◆ **The task**
Reproduce the entries in full, with no changes.

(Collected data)
========================
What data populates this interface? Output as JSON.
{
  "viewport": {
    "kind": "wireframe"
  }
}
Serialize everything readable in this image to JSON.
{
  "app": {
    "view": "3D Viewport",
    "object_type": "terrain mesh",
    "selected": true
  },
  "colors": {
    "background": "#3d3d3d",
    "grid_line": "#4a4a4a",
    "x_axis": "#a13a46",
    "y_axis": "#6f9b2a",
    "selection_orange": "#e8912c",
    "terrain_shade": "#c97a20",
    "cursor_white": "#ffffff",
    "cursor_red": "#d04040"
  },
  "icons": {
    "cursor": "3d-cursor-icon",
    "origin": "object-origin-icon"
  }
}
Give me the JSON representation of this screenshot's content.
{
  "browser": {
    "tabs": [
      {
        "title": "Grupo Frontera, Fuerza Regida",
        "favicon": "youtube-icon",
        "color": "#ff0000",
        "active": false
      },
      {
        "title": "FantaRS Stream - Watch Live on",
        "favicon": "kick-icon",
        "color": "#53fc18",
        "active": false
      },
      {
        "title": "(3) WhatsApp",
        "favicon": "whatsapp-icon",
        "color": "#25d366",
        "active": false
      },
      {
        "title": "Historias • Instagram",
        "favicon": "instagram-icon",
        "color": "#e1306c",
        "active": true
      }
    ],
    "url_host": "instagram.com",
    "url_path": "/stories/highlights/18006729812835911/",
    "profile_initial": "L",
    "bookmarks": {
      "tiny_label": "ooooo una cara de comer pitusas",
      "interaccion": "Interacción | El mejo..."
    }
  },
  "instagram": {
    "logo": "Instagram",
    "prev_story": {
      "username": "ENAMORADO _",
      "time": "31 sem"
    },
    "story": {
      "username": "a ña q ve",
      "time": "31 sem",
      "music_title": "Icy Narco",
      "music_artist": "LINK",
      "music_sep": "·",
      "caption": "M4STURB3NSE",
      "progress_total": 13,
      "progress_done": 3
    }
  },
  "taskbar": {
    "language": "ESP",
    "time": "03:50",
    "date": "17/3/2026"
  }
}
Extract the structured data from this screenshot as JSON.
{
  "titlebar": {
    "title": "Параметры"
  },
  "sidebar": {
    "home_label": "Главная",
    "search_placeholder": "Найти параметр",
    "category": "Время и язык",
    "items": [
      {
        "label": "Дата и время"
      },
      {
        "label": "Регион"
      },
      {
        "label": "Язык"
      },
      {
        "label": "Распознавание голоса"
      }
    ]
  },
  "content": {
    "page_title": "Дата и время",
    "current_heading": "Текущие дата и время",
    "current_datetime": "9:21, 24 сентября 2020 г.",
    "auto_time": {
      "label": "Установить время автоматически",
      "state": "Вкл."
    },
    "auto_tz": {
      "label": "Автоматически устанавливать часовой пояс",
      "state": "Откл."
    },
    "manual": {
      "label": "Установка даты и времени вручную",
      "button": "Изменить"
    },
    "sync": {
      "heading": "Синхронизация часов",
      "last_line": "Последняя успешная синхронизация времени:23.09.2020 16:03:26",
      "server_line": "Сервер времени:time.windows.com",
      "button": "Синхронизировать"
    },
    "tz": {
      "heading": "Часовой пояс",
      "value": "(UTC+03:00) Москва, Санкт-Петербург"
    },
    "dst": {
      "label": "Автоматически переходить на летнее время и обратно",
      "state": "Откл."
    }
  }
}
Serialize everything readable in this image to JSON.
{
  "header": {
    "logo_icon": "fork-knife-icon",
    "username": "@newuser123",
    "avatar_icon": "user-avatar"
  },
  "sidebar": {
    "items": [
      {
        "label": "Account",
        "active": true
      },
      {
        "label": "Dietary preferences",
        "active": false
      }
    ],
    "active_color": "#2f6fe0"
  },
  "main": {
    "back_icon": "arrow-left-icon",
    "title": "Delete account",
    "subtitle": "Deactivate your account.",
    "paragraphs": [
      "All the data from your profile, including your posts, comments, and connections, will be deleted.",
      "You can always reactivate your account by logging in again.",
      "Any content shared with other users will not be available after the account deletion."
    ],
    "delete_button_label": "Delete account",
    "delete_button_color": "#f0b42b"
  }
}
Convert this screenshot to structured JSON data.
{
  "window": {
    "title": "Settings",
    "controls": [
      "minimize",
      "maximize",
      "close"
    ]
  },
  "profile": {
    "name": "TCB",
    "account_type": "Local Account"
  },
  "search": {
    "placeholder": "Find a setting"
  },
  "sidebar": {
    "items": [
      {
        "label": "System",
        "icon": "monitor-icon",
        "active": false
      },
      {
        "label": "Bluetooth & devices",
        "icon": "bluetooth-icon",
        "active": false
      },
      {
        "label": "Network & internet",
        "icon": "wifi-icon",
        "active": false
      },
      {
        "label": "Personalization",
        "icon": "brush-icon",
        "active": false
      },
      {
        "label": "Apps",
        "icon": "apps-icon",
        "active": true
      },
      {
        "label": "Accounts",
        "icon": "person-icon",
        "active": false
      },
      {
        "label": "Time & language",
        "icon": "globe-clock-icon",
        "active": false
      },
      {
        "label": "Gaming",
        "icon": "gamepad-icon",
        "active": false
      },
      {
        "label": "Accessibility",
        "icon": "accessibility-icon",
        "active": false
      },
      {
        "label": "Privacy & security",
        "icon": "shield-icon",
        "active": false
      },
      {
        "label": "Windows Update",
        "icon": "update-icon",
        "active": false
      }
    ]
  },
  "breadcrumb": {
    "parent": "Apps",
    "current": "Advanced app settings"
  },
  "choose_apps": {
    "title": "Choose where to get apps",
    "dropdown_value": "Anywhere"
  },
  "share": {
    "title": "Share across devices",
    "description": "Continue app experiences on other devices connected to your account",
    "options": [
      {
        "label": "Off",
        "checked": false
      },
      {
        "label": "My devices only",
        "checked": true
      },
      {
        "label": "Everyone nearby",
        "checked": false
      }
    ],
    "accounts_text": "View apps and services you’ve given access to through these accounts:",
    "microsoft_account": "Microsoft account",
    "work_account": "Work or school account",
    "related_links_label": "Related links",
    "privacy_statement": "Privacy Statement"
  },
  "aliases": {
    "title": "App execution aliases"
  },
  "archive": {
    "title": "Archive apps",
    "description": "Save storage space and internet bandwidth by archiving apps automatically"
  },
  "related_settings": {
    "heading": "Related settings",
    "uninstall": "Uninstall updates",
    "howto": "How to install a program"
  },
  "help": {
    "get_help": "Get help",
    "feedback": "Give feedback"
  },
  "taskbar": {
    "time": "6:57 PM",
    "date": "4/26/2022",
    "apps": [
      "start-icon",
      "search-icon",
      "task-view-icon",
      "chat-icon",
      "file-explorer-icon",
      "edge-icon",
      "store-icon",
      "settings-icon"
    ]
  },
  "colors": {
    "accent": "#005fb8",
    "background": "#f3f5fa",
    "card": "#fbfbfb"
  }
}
========================
◆ **Full solution**
What data populates this interface? Output as JSON.
{
  "viewport": {
    "kind": "wireframe"
  }
}
Serialize everything readable in this image to JSON.
{
  "app": {
    "view": "3D Viewport",
    "object_type": "terrain mesh",
    "selected": true
  },
  "colors": {
    "background": "#3d3d3d",
    "grid_line": "#4a4a4a",
    "x_axis": "#a13a46",
    "y_axis": "#6f9b2a",
    "selection_orange": "#e8912c",
    "terrain_shade": "#c97a20",
    "cursor_white": "#ffffff",
    "cursor_red": "#d04040"
  },
  "icons": {
    "cursor": "3d-cursor-icon",
    "origin": "object-origin-icon"
  }
}
Give me the JSON representation of this screenshot's content.
{
  "browser": {
    "tabs": [
      {
        "title": "Grupo Frontera, Fuerza Regida",
        "favicon": "youtube-icon",
        "color": "#ff0000",
        "active": false
      },
      {
        "title": "FantaRS Stream - Watch Live on",
        "favicon": "kick-icon",
        "color": "#53fc18",
        "active": false
      },
      {
        "title": "(3) WhatsApp",
        "favicon": "whatsapp-icon",
        "color": "#25d366",
        "active": false
      },
      {
        "title": "Historias • Instagram",
        "favicon": "instagram-icon",
        "color": "#e1306c",
        "active": true
      }
    ],
    "url_host": "instagram.com",
    "url_path": "/stories/highlights/18006729812835911/",
    "profile_initial": "L",
    "bookmarks": {
      "tiny_label": "ooooo una cara de comer pitusas",
      "interaccion": "Interacción | El mejo..."
    }
  },
  "instagram": {
    "logo": "Instagram",
    "prev_story": {
      "username": "ENAMORADO _",
      "time": "31 sem"
    },
    "story": {
      "username": "a ña q ve",
      "time": "31 sem",
      "music_title": "Icy Narco",
      "music_artist": "LINK",
      "music_sep": "·",
      "caption": "M4STURB3NSE",
      "progress_total": 13,
      "progress_done": 3
    }
  },
  "taskbar": {
    "language": "ESP",
    "time": "03:50",
    "date": "17/3/2026"
  }
}
Extract the structured data from this screenshot as JSON.
{
  "titlebar": {
    "title": "Параметры"
  },
  "sidebar": {
    "home_label": "Главная",
    "search_placeholder": "Найти параметр",
    "category": "Время и язык",
    "items": [
      {
        "label": "Дата и время"
      },
      {
        "label": "Регион"
      },
      {
        "label": "Язык"
      },
      {
        "label": "Распознавание голоса"
      }
    ]
  },
  "content": {
    "page_title": "Дата и время",
    "current_heading": "Текущие дата и время",
    "current_datetime": "9:21, 24 сентября 2020 г.",
    "auto_time": {
      "label": "Установить время автоматически",
      "state": "Вкл."
    },
    "auto_tz": {
      "label": "Автоматически устанавливать часовой пояс",
      "state": "Откл."
    },
    "manual": {
      "label": "Установка даты и времени вручную",
      "button": "Изменить"
    },
    "sync": {
      "heading": "Синхронизация часов",
      "last_line": "Последняя успешная синхронизация времени:23.09.2020 16:03:26",
      "server_line": "Сервер времени:time.windows.com",
      "button": "Синхронизировать"
    },
    "tz": {
      "heading": "Часовой пояс",
      "value": "(UTC+03:00) Москва, Санкт-Петербург"
    },
    "dst": {
      "label": "Автоматически переходить на летнее время и обратно",
      "state": "Откл."
    }
  }
}
Serialize everything readable in this image to JSON.
{
  "header": {
    "logo_icon": "fork-knife-icon",
    "username": "@newuser123",
    "avatar_icon": "user-avatar"
  },
  "sidebar": {
    "items": [
      {
        "label": "Account",
        "active": true
      },
      {
        "label": "Dietary preferences",
        "active": false
      }
    ],
    "active_color": "#2f6fe0"
  },
  "main": {
    "back_icon": "arrow-left-icon",
    "title": "Delete account",
    "subtitle": "Deactivate your account.",
    "paragraphs": [
      "All the data from your profile, including your posts, comments, and connections, will be deleted.",
      "You can always reactivate your account by logging in again.",
      "Any content shared with other users will not be available after the account deletion."
    ],
    "delete_button_label": "Delete account",
    "delete_button_color": "#f0b42b"
  }
}
Convert this screenshot to structured JSON data.
{
  "window": {
    "title": "Settings",
    "controls": [
      "minimize",
      "maximize",
      "close"
    ]
  },
  "profile": {
    "name": "TCB",
    "account_type": "Local Account"
  },
  "search": {
    "placeholder": "Find a setting"
  },
  "sidebar": {
    "items": [
      {
        "label": "System",
        "icon": "monitor-icon",
        "active": false
      },
      {
        "label": "Bluetooth & devices",
        "icon": "bluetooth-icon",
        "active": false
      },
      {
        "label": "Network & internet",
        "icon": "wifi-icon",
        "active": false
      },
      {
        "label": "Personalization",
        "icon": "brush-icon",
        "active": false
      },
      {
        "label": "Apps",
        "icon": "apps-icon",
        "active": true
      },
      {
        "label": "Accounts",
        "icon": "person-icon",
        "active": false
      },
      {
        "label": "Time & language",
        "icon": "globe-clock-icon",
        "active": false
      },
      {
        "label": "Gaming",
        "icon": "gamepad-icon",
        "active": false
      },
      {
        "label": "Accessibility",
        "icon": "accessibility-icon",
        "active": false
      },
      {
        "label": "Privacy & security",
        "icon": "shield-icon",
        "active": false
      },
      {
        "label": "Windows Update",
        "icon": "update-icon",
        "active": false
      }
    ]
  },
  "breadcrumb": {
    "parent": "Apps",
    "current": "Advanced app settings"
  },
  "choose_apps": {
    "title": "Choose where to get apps",
    "dropdown_value": "Anywhere"
  },
  "share": {
    "title": "Share across devices",
    "description": "Continue app experiences on other devices connected to your account",
    "options": [
      {
        "label": "Off",
        "checked": false
      },
      {
        "label": "My devices only",
        "checked": true
      },
      {
        "label": "Everyone nearby",
        "checked": false
      }
    ],
    "accounts_text": "View apps and services you’ve given access to through these accounts:",
    "microsoft_account": "Microsoft account",
    "work_account": "Work or school account",
    "related_links_label": "Related links",
    "privacy_statement": "Privacy Statement"
  },
  "aliases": {
    "title": "App execution aliases"
  },
  "archive": {
    "title": "Archive apps",
    "description": "Save storage space and internet bandwidth by archiving apps automatically"
  },
  "related_settings": {
    "heading": "Related settings",
    "uninstall": "Uninstall updates",
    "howto": "How to install a program"
  },
  "help": {
    "get_help": "Get help",
    "feedback": "Give feedback"
  },
  "taskbar": {
    "time": "6:57 PM",
    "date": "4/26/2022",
    "apps": [
      "start-icon",
      "search-icon",
      "task-view-icon",
      "chat-icon",
      "file-explorer-icon",
      "edge-icon",
      "store-icon",
      "settings-icon"
    ]
  },
  "colors": {
    "accent": "#005fb8",
    "background": "#f3f5fa",
    "card": "#fbfbfb"
  }
}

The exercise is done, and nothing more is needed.